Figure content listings
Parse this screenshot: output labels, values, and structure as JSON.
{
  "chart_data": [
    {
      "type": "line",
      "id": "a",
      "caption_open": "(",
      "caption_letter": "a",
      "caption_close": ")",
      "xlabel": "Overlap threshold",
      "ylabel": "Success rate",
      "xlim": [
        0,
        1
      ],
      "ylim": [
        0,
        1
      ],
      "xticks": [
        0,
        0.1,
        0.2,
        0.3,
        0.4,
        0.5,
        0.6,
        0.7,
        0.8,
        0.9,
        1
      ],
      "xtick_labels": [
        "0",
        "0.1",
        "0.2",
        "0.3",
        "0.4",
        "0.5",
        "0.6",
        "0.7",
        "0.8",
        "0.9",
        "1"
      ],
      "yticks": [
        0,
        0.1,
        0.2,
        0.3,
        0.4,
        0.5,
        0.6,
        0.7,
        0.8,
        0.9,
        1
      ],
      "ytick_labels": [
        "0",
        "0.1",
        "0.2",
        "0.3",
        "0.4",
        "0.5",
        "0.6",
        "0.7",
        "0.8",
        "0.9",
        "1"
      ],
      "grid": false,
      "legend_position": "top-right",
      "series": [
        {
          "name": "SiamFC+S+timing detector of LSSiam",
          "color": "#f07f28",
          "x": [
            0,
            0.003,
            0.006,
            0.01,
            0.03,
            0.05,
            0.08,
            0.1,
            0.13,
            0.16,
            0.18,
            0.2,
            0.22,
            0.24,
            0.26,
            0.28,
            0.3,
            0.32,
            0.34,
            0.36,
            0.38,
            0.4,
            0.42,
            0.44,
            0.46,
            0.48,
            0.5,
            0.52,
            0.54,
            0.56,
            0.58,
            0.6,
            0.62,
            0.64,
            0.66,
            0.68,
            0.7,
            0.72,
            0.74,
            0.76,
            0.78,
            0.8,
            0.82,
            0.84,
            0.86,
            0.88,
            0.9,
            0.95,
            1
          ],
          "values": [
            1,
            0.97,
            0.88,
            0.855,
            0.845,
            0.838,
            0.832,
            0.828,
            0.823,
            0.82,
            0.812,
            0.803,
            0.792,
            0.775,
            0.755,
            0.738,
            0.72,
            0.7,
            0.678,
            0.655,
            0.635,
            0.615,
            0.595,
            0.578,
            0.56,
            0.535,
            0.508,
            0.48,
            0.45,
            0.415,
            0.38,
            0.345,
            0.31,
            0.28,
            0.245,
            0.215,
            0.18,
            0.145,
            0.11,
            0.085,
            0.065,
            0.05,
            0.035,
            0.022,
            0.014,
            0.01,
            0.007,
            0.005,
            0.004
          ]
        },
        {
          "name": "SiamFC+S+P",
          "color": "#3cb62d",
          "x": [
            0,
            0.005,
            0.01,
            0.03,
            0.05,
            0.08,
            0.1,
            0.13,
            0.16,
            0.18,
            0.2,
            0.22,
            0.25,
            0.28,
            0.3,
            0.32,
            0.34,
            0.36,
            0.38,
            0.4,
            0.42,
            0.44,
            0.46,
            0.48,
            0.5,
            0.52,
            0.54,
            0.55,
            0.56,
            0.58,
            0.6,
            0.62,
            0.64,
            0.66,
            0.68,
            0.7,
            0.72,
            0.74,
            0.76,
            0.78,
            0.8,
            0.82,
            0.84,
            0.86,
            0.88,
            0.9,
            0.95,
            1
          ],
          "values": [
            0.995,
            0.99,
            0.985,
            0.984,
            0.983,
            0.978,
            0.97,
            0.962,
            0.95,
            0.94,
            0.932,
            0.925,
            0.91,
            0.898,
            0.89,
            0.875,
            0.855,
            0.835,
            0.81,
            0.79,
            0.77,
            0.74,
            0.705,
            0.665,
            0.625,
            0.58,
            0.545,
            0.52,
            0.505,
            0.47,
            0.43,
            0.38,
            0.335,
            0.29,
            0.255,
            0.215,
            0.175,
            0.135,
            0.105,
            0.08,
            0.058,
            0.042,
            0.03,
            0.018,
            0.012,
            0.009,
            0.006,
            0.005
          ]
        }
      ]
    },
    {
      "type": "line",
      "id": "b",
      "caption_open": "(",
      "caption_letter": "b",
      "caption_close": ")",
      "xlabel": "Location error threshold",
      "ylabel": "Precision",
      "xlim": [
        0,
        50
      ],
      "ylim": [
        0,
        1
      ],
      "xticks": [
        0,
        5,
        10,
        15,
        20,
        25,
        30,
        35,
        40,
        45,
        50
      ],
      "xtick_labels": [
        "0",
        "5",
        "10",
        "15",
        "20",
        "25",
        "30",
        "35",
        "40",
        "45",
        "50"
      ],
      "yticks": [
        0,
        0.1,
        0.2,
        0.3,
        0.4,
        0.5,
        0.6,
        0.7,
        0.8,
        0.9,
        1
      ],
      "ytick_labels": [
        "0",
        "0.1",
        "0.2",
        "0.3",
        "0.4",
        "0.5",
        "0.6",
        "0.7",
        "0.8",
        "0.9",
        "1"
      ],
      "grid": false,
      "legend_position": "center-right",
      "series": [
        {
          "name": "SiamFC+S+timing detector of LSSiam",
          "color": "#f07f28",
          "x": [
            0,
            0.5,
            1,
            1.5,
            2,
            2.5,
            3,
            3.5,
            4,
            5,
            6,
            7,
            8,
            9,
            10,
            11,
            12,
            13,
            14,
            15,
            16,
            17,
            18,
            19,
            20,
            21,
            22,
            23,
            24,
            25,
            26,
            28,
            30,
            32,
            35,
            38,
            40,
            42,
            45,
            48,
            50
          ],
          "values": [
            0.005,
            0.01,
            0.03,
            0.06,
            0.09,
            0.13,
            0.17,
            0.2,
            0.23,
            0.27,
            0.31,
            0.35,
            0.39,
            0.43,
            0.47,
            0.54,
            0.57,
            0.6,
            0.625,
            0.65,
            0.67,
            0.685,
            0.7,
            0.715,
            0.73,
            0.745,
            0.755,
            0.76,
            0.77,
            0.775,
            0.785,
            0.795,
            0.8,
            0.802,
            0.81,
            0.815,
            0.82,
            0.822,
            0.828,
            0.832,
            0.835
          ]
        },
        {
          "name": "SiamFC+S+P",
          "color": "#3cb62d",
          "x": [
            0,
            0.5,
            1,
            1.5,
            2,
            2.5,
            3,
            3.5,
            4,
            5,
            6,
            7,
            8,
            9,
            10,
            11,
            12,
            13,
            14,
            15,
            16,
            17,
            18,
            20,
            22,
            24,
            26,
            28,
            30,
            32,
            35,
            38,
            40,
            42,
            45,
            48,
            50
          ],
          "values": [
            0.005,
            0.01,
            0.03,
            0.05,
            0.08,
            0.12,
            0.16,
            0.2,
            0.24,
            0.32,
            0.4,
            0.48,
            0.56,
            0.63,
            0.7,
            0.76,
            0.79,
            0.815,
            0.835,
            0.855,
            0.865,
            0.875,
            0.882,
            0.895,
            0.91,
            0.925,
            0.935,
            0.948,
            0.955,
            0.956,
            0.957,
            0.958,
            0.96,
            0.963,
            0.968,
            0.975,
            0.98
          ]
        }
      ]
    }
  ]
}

Exercise – Your task is to repeat the data exactly, with nothing left out.

Finished answer –
Parse this screenshot: output labels, values, and structure as JSON.
{
  "chart_data": [
    {
      "type": "line",
      "id": "a",
      "caption_open": "(",
      "caption_letter": "a",
      "caption_close": ")",
      "xlabel": "Overlap threshold",
      "ylabel": "Success rate",
      "xlim": [
        0,
        1
      ],
      "ylim": [
        0,
        1
      ],
      "xticks": [
        0,
        0.1,
        0.2,
        0.3,
        0.4,
        0.5,
        0.6,
        0.7,
        0.8,
        0.9,
        1
      ],
      "xtick_labels": [
        "0",
        "0.1",
        "0.2",
        "0.3",
        "0.4",
        "0.5",
        "0.6",
        "0.7",
        "0.8",
        "0.9",
        "1"
      ],
      "yticks": [
        0,
        0.1,
        0.2,
        0.3,
        0.4,
        0.5,
        0.6,
        0.7,
        0.8,
        0.9,
        1
      ],
      "ytick_labels": [
        "0",
        "0.1",
        "0.2",
        "0.3",
        "0.4",
        "0.5",
        "0.6",
        "0.7",
        "0.8",
        "0.9",
        "1"
      ],
      "grid": false,
      "legend_position": "top-right",
      "series": [
        {
          "name": "SiamFC+S+timing detector of LSSiam",
          "color": "#f07f28",
          "x": [
            0,
            0.003,
            0.006,
            0.01,
            0.03,
            0.05,
            0.08,
            0.1,
            0.13,
            0.16,
            0.18,
            0.2,
            0.22,
            0.24,
            0.26,
            0.28,
            0.3,
            0.32,
            0.34,
            0.36,
            0.38,
            0.4,
            0.42,
            0.44,
            0.46,
            0.48,
            0.5,
            0.52,
            0.54,
            0.56,
            0.58,
            0.6,
            0.62,
            0.64,
            0.66,
            0.68,
            0.7,
            0.72,
            0.74,
            0.76,
            0.78,
            0.8,
            0.82,
            0.84,
            0.86,
            0.88,
            0.9,
            0.95,
            1
          ],
          "values": [
            1,
            0.97,
            0.88,
            0.855,
            0.845,
            0.838,
            0.832,
            0.828,
            0.823,
            0.82,
            0.812,
            0.803,
            0.792,
            0.775,
            0.755,
            0.738,
            0.72,
            0.7,
            0.678,
            0.655,
            0.635,
            0.615,
            0.595,
            0.578,
            0.56,
            0.535,
            0.508,
            0.48,
            0.45,
            0.415,
            0.38,
            0.345,
            0.31,
            0.28,
            0.245,
            0.215,
            0.18,
            0.145,
            0.11,
            0.085,
            0.065,
            0.05,
            0.035,
            0.022,
            0.014,
            0.01,
            0.007,
            0.005,
            0.004
          ]
        },
        {
          "name": "SiamFC+S+P",
          "color": "#3cb62d",
          "x": [
            0,
            0.005,
            0.01,
            0.03,
            0.05,
            0.08,
            0.1,
            0.13,
            0.16,
            0.18,
            0.2,
            0.22,
            0.25,
            0.28,
            0.3,
            0.32,
            0.34,
            0.36,
            0.38,
            0.4,
            0.42,
            0.44,
            0.46,
            0.48,
            0.5,
            0.52,
            0.54,
            0.55,
            0.56,
            0.58,
            0.6,
            0.62,
            0.64,
            0.66,
            0.68,
            0.7,
            0.72,
            0.74,
            0.76,
            0.78,
            0.8,
            0.82,
            0.84,
            0.86,
            0.88,
            0.9,
            0.95,
            1
          ],
          "values": [
            0.995,
            0.99,
            0.985,
            0.984,
            0.983,
            0.978,
            0.97,
            0.962,
            0.95,
            0.94,
            0.932,
            0.925,
            0.91,
            0.898,
            0.89,
            0.875,
            0.855,
            0.835,
            0.81,
            0.79,
            0.77,
            0.74,
            0.705,
            0.665,
            0.625,
            0.58,
            0.545,
            0.52,
            0.505,
            0.47,
            0.43,
            0.38,
            0.335,
            0.29,
            0.255,
            0.215,
            0.175,
            0.135,
            0.105,
            0.08,
            0.058,
            0.042,
            0.03,
            0.018,
            0.012,
            0.009,
            0.006,
            0.005
          ]
        }
      ]
    },
    {
      "type": "line",
      "id": "b",
      "caption_open": "(",
      "caption_letter": "b",
      "caption_close": ")",
      "xlabel": "Location error threshold",
      "ylabel": "Precision",
      "xlim": [
        0,
        50
      ],
      "ylim": [
        0,
        1
      ],
      "xticks": [
        0,
        5,
        10,
        15,
        20,
        25,
        30,
        35,
        40,
        45,
        50
      ],
      "xtick_labels": [
        "0",
        "5",
        "10",
        "15",
        "20",
        "25",
        "30",
        "35",
        "40",
        "45",
        "50"
      ],
      "yticks": [
        0,
        0.1,
        0.2,
        0.3,
        0.4,
        0.5,
        0.6,
        0.7,
        0.8,
        0.9,
        1
      ],
      "ytick_labels": [
        "0",
        "0.1",
        "0.2",
        "0.3",
        "0.4",
        "0.5",
        "0.6",
        "0.7",
        "0.8",
        "0.9",
        "1"
      ],
      "grid": false,
      "legend_position": "center-right",
      "series": [
        {
          "name": "SiamFC+S+timing detector of LSSiam",
          "color": "#f07f28",
          "x": [
            0,
            0.5,
            1,
            1.5,
            2,
            2.5,
            3,
            3.5,
            4,
            5,
            6,
            7,
            8,
            9,
            10,
            11,
            12,
            13,
            14,
            15,
            16,
            17,
            18,
            19,
            20,
            21,
            22,
            23,
            24,
            25,
            26,
            28,
            30,
            32,
            35,
            38,
            40,
            42,
            45,
            48,
            50
          ],
          "values": [
            0.005,
            0.01,
            0.03,
            0.06,
            0.09,
            0.13,
            0.17,
            0.2,
            0.23,
            0.27,
            0.31,
            0.35,
            0.39,
            0.43,
            0.47,
            0.54,
            0.57,
            0.6,
            0.625,
            0.65,
            0.67,
            0.685,
            0.7,
            0.715,
            0.73,
            0.745,
            0.755,
            0.76,
            0.77,
            0.775,
            0.785,
            0.795,
            0.8,
            0.802,
            0.81,
            0.815,
            0.82,
            0.822,
            0.828,
            0.832,
            0.835
          ]
        },
        {
          "name": "SiamFC+S+P",
          "color": "#3cb62d",
          "x": [
            0,
            0.5,
            1,
            1.5,
            2,
            2.5,
            3,
            3.5,
            4,
            5,
            6,
            7,
            8,
            9,
            10,
            11,
            12,
            13,
            14,
            15,
            16,
            17,
            18,
            20,
            22,
            24,
            26,
            28,
            30,
            32,
            35,
            38,
            40,
            42,
            45,
            48,
            50
          ],
          "values": [
            0.005,
            0.01,
            0.03,
            0.05,
            0.08,
            0.12,
            0.16,
            0.2,
            0.24,
            0.32,
            0.4,
            0.48,
            0.56,
            0.63,
            0.7,
            0.76,
            0.79,
            0.815,
            0.835,
            0.855,
            0.865,
            0.875,
            0.882,
            0.895,
            0.91,
            0.925,
            0.935,
            0.948,
            0.955,
            0.956,
            0.957,
            0.958,
            0.96,
            0.963,
            0.968,
            0.975,
            0.98
          ]
        }
      ]
    }
  ]
}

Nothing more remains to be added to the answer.